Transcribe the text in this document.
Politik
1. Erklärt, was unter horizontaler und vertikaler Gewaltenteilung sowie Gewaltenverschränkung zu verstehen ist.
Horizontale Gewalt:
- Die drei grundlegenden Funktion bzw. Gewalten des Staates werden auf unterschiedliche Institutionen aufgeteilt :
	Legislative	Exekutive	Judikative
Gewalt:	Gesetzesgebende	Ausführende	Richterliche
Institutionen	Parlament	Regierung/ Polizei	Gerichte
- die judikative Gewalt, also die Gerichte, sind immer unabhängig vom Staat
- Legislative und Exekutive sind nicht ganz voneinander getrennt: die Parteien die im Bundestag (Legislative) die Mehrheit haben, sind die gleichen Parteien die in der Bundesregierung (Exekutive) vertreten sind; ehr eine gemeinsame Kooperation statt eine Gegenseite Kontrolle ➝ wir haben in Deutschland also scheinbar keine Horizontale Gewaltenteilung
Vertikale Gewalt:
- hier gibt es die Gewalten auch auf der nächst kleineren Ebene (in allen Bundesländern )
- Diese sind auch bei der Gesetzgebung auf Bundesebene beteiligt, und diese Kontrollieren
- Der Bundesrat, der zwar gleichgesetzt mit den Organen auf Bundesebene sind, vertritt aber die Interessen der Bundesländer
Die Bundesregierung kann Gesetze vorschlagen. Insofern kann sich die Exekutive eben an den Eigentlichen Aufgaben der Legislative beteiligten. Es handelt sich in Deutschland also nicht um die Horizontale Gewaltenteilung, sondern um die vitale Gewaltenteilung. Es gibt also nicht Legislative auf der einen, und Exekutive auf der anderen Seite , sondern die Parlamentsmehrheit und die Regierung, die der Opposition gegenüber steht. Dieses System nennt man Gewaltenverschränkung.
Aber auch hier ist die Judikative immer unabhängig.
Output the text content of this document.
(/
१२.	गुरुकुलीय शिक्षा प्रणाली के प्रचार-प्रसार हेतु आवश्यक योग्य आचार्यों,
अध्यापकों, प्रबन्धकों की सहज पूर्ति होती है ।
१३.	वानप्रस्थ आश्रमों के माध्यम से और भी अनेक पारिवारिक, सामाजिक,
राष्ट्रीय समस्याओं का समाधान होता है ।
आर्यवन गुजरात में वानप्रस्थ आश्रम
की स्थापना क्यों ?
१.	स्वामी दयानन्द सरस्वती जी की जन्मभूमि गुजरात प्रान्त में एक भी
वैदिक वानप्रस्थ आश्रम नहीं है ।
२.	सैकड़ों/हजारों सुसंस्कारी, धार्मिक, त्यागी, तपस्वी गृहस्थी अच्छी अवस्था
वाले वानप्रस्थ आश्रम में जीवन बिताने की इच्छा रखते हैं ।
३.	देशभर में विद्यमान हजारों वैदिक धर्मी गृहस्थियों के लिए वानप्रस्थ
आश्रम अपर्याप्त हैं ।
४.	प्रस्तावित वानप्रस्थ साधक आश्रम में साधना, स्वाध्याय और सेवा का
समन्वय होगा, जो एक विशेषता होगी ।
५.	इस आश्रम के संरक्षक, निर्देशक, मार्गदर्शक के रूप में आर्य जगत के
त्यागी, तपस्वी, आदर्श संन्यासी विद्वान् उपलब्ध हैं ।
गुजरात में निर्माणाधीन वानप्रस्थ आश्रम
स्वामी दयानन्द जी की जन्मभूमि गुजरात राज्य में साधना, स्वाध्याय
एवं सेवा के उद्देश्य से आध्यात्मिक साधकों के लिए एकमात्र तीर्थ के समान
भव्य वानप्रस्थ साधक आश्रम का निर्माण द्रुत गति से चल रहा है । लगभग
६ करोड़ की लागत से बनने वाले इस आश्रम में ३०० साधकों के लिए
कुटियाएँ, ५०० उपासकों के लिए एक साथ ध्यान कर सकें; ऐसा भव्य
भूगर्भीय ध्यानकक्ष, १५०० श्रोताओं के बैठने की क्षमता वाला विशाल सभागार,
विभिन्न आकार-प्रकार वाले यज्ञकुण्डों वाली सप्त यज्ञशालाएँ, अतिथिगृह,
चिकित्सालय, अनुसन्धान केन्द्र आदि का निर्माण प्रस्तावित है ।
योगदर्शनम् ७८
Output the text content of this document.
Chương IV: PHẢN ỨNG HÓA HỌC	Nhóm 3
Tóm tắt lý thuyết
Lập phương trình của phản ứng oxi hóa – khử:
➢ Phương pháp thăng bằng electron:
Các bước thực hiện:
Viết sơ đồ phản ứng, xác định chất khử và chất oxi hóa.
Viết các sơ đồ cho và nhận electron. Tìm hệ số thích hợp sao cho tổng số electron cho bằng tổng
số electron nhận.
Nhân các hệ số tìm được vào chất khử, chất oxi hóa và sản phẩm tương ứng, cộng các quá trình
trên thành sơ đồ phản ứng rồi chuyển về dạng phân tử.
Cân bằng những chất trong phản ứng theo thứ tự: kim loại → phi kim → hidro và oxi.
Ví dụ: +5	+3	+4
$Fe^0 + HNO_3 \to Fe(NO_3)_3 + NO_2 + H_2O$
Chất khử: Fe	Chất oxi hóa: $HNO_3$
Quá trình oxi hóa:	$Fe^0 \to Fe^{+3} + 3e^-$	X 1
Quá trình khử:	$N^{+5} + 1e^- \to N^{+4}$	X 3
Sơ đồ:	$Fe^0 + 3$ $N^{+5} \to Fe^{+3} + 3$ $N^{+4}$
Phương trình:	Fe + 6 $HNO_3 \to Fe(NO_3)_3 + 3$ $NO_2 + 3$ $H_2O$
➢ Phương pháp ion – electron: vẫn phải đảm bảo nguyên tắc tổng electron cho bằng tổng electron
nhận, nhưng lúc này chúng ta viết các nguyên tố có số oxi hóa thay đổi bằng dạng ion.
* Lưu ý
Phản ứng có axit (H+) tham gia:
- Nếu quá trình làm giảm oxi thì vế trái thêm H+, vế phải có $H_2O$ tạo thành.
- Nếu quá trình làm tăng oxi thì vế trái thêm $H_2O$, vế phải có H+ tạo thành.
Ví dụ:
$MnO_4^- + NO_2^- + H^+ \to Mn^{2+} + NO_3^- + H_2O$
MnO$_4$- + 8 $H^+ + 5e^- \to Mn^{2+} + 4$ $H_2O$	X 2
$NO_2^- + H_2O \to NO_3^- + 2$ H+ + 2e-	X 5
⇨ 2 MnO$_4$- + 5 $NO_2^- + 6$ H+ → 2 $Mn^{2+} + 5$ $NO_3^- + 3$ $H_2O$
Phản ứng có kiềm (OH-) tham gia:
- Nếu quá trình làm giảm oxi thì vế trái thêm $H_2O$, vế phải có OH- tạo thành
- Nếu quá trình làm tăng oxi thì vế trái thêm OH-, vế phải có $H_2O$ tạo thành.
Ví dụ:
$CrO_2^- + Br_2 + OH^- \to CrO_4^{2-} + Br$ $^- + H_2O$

══════════════════════════════

(Exercise goal): Each entry above is to be set down again in exactly the same words.

(Answer for the task):
Transcribe the text in this document.
Politik
1. Erklärt, was unter horizontaler und vertikaler Gewaltenteilung sowie Gewaltenverschränkung zu verstehen ist.
Horizontale Gewalt:
- Die drei grundlegenden Funktion bzw. Gewalten des Staates werden auf unterschiedliche Institutionen aufgeteilt :
	Legislative	Exekutive	Judikative
Gewalt:	Gesetzesgebende	Ausführende	Richterliche
Institutionen	Parlament	Regierung/ Polizei	Gerichte
- die judikative Gewalt, also die Gerichte, sind immer unabhängig vom Staat
- Legislative und Exekutive sind nicht ganz voneinander getrennt: die Parteien die im Bundestag (Legislative) die Mehrheit haben, sind die gleichen Parteien die in der Bundesregierung (Exekutive) vertreten sind; ehr eine gemeinsame Kooperation statt eine Gegenseite Kontrolle ➝ wir haben in Deutschland also scheinbar keine Horizontale Gewaltenteilung
Vertikale Gewalt:
- hier gibt es die Gewalten auch auf der nächst kleineren Ebene (in allen Bundesländern )
- Diese sind auch bei der Gesetzgebung auf Bundesebene beteiligt, und diese Kontrollieren
- Der Bundesrat, der zwar gleichgesetzt mit den Organen auf Bundesebene sind, vertritt aber die Interessen der Bundesländer
Die Bundesregierung kann Gesetze vorschlagen. Insofern kann sich die Exekutive eben an den Eigentlichen Aufgaben der Legislative beteiligten. Es handelt sich in Deutschland also nicht um die Horizontale Gewaltenteilung, sondern um die vitale Gewaltenteilung. Es gibt also nicht Legislative auf der einen, und Exekutive auf der anderen Seite , sondern die Parlamentsmehrheit und die Regierung, die der Opposition gegenüber steht. Dieses System nennt man Gewaltenverschränkung.
Aber auch hier ist die Judikative immer unabhängig.
Output the text content of this document.
(/
१२.	गुरुकुलीय शिक्षा प्रणाली के प्रचार-प्रसार हेतु आवश्यक योग्य आचार्यों,
अध्यापकों, प्रबन्धकों की सहज पूर्ति होती है ।
१३.	वानप्रस्थ आश्रमों के माध्यम से और भी अनेक पारिवारिक, सामाजिक,
राष्ट्रीय समस्याओं का समाधान होता है ।
आर्यवन गुजरात में वानप्रस्थ आश्रम
की स्थापना क्यों ?
१.	स्वामी दयानन्द सरस्वती जी की जन्मभूमि गुजरात प्रान्त में एक भी
वैदिक वानप्रस्थ आश्रम नहीं है ।
२.	सैकड़ों/हजारों सुसंस्कारी, धार्मिक, त्यागी, तपस्वी गृहस्थी अच्छी अवस्था
वाले वानप्रस्थ आश्रम में जीवन बिताने की इच्छा रखते हैं ।
३.	देशभर में विद्यमान हजारों वैदिक धर्मी गृहस्थियों के लिए वानप्रस्थ
आश्रम अपर्याप्त हैं ।
४.	प्रस्तावित वानप्रस्थ साधक आश्रम में साधना, स्वाध्याय और सेवा का
समन्वय होगा, जो एक विशेषता होगी ।
५.	इस आश्रम के संरक्षक, निर्देशक, मार्गदर्शक के रूप में आर्य जगत के
त्यागी, तपस्वी, आदर्श संन्यासी विद्वान् उपलब्ध हैं ।
गुजरात में निर्माणाधीन वानप्रस्थ आश्रम
स्वामी दयानन्द जी की जन्मभूमि गुजरात राज्य में साधना, स्वाध्याय
एवं सेवा के उद्देश्य से आध्यात्मिक साधकों के लिए एकमात्र तीर्थ के समान
भव्य वानप्रस्थ साधक आश्रम का निर्माण द्रुत गति से चल रहा है । लगभग
६ करोड़ की लागत से बनने वाले इस आश्रम में ३०० साधकों के लिए
कुटियाएँ, ५०० उपासकों के लिए एक साथ ध्यान कर सकें; ऐसा भव्य
भूगर्भीय ध्यानकक्ष, १५०० श्रोताओं के बैठने की क्षमता वाला विशाल सभागार,
विभिन्न आकार-प्रकार वाले यज्ञकुण्डों वाली सप्त यज्ञशालाएँ, अतिथिगृह,
चिकित्सालय, अनुसन्धान केन्द्र आदि का निर्माण प्रस्तावित है ।
योगदर्शनम् ७८
Output the text content of this document.
Chương IV: PHẢN ỨNG HÓA HỌC	Nhóm 3
Tóm tắt lý thuyết
Lập phương trình của phản ứng oxi hóa – khử:
➢ Phương pháp thăng bằng electron:
Các bước thực hiện:
Viết sơ đồ phản ứng, xác định chất khử và chất oxi hóa.
Viết các sơ đồ cho và nhận electron. Tìm hệ số thích hợp sao cho tổng số electron cho bằng tổng
số electron nhận.
Nhân các hệ số tìm được vào chất khử, chất oxi hóa và sản phẩm tương ứng, cộng các quá trình
trên thành sơ đồ phản ứng rồi chuyển về dạng phân tử.
Cân bằng những chất trong phản ứng theo thứ tự: kim loại → phi kim → hidro và oxi.
Ví dụ: +5	+3	+4
$Fe^0 + HNO_3 \to Fe(NO_3)_3 + NO_2 + H_2O$
Chất khử: Fe	Chất oxi hóa: $HNO_3$
Quá trình oxi hóa:	$Fe^0 \to Fe^{+3} + 3e^-$	X 1
Quá trình khử:	$N^{+5} + 1e^- \to N^{+4}$	X 3
Sơ đồ:	$Fe^0 + 3$ $N^{+5} \to Fe^{+3} + 3$ $N^{+4}$
Phương trình:	Fe + 6 $HNO_3 \to Fe(NO_3)_3 + 3$ $NO_2 + 3$ $H_2O$
➢ Phương pháp ion – electron: vẫn phải đảm bảo nguyên tắc tổng electron cho bằng tổng electron
nhận, nhưng lúc này chúng ta viết các nguyên tố có số oxi hóa thay đổi bằng dạng ion.
* Lưu ý
Phản ứng có axit (H+) tham gia:
- Nếu quá trình làm giảm oxi thì vế trái thêm H+, vế phải có $H_2O$ tạo thành.
- Nếu quá trình làm tăng oxi thì vế trái thêm $H_2O$, vế phải có H+ tạo thành.
Ví dụ:
$MnO_4^- + NO_2^- + H^+ \to Mn^{2+} + NO_3^- + H_2O$
MnO$_4$- + 8 $H^+ + 5e^- \to Mn^{2+} + 4$ $H_2O$	X 2
$NO_2^- + H_2O \to NO_3^- + 2$ H+ + 2e-	X 5
⇨ 2 MnO$_4$- + 5 $NO_2^- + 6$ H+ → 2 $Mn^{2+} + 5$ $NO_3^- + 3$ $H_2O$
Phản ứng có kiềm (OH-) tham gia:
- Nếu quá trình làm giảm oxi thì vế trái thêm $H_2O$, vế phải có OH- tạo thành
- Nếu quá trình làm tăng oxi thì vế trái thêm OH-, vế phải có $H_2O$ tạo thành.
Ví dụ:
$CrO_2^- + Br_2 + OH^- \to CrO_4^{2-} + Br$ $^- + H_2O$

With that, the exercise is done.